* [THE PROBLEM]: Write out all lines holding the word "label".

* [RECORDS SHOWN]:
#####
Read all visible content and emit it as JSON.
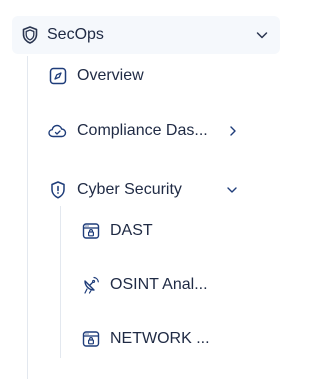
{
  "section": {
    "label": "SecOps",
    "icon": "shield-icon",
    "expanded": true
  },
  "items": [
    {
      "label": "Overview",
      "icon": "compass-icon"
    },
    {
      "label": "Compliance Das...",
      "icon": "cloud-icon",
      "has_children": true,
      "expanded": false
    },
    {
      "label": "Cyber Security",
      "icon": "shield-alert-icon",
      "has_children": true,
      "expanded": true,
      "children": [
        {
          "label": "DAST",
          "icon": "browser-lock-icon"
        },
        {
          "label": "OSINT Anal...",
          "icon": "satellite-dish-icon"
        },
        {
          "label": "NETWORK ...",
          "icon": "browser-lock-icon"
        }
      ]
    }
  ],
  "colors": {
    "text": "#1f2a44",
    "icon": "#1f3d7a",
    "header_bg": "#f5f8fc",
    "tree_line": "#e3e8ef"
  }
}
#####
* [COMPLETE RESPONSE]:
    "label": "SecOps",
      "label": "Overview",
      "label": "Compliance Das...",
      "label": "Cyber Security",
          "label": "DAST",
          "label": "OSINT Anal...",
          "label": "NETWORK ...",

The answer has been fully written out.